-- Dataset rows start --

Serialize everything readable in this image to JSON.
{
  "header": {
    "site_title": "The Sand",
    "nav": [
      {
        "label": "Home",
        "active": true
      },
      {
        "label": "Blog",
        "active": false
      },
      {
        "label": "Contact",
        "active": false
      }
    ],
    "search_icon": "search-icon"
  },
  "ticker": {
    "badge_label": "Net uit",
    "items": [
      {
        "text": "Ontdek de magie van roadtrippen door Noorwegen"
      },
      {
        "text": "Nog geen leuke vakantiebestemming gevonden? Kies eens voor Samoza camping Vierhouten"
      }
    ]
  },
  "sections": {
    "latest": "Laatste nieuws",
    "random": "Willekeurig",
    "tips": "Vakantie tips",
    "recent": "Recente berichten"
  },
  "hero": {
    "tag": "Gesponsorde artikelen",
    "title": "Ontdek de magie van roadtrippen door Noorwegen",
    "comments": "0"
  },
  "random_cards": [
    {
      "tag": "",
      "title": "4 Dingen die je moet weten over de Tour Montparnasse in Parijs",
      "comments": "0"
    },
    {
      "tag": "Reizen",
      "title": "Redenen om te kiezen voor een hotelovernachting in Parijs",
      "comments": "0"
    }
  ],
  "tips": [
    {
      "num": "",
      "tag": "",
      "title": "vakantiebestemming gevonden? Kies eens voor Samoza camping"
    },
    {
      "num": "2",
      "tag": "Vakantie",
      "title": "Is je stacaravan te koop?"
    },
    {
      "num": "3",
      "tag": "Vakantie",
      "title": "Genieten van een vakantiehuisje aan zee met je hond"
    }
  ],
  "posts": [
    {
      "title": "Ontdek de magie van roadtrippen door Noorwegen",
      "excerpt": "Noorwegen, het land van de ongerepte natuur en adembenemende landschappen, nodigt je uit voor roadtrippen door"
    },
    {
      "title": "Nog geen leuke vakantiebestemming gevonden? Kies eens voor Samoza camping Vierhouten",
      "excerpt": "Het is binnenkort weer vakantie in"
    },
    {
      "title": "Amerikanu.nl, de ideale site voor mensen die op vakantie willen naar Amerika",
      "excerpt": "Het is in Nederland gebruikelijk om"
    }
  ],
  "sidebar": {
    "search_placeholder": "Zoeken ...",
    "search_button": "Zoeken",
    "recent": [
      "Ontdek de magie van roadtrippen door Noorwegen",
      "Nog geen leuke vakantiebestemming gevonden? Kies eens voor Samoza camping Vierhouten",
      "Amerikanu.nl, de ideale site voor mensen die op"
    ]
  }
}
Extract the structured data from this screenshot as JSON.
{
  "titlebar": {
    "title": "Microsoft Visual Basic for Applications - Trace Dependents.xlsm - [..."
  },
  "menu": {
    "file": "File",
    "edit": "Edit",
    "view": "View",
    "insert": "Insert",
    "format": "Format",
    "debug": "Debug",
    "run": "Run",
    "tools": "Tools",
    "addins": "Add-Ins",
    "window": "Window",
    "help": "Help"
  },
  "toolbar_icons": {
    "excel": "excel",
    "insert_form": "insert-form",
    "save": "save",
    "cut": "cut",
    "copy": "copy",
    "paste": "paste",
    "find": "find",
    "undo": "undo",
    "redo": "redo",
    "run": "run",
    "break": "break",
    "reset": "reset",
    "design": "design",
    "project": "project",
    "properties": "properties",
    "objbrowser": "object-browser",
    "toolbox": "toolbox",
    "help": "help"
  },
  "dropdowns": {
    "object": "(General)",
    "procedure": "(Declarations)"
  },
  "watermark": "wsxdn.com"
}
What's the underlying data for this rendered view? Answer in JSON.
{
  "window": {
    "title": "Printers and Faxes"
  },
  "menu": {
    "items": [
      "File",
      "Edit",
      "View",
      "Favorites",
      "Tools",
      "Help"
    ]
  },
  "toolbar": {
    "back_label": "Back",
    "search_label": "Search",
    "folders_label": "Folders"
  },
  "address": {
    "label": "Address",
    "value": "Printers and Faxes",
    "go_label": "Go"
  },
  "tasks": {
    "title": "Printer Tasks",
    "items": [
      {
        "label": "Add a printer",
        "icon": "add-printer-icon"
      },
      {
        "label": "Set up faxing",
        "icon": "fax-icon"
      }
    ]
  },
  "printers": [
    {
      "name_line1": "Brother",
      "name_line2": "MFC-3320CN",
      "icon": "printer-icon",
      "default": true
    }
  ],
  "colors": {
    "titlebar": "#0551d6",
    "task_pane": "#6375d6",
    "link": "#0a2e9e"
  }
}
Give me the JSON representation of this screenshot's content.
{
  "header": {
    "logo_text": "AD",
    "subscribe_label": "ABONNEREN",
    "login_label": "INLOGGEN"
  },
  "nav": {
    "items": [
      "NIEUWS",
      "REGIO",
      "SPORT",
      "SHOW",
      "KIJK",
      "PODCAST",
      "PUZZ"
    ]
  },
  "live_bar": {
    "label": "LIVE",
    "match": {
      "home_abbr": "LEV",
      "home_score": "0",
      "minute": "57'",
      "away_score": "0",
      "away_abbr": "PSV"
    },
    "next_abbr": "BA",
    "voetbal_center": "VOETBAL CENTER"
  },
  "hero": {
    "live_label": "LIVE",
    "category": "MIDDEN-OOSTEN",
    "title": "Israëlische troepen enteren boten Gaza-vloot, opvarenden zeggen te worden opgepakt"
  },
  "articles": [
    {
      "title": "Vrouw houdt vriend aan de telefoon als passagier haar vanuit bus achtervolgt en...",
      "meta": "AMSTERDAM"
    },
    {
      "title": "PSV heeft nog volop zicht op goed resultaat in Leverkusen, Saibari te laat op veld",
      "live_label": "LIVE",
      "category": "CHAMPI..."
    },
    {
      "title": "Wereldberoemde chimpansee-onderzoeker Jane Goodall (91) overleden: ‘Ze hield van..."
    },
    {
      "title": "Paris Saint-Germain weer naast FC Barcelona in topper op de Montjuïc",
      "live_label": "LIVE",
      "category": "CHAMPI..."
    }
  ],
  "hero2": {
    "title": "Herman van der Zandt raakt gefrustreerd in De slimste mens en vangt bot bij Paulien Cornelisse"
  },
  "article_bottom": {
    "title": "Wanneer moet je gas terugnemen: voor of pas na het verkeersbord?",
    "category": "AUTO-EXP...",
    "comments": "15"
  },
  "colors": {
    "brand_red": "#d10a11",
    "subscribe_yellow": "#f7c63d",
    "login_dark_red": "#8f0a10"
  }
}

-- Dataset rows end --

*Exercise goal*:
State how many lines in the records above contain the word "mensen", giving only the number.

*Expected answer*:
2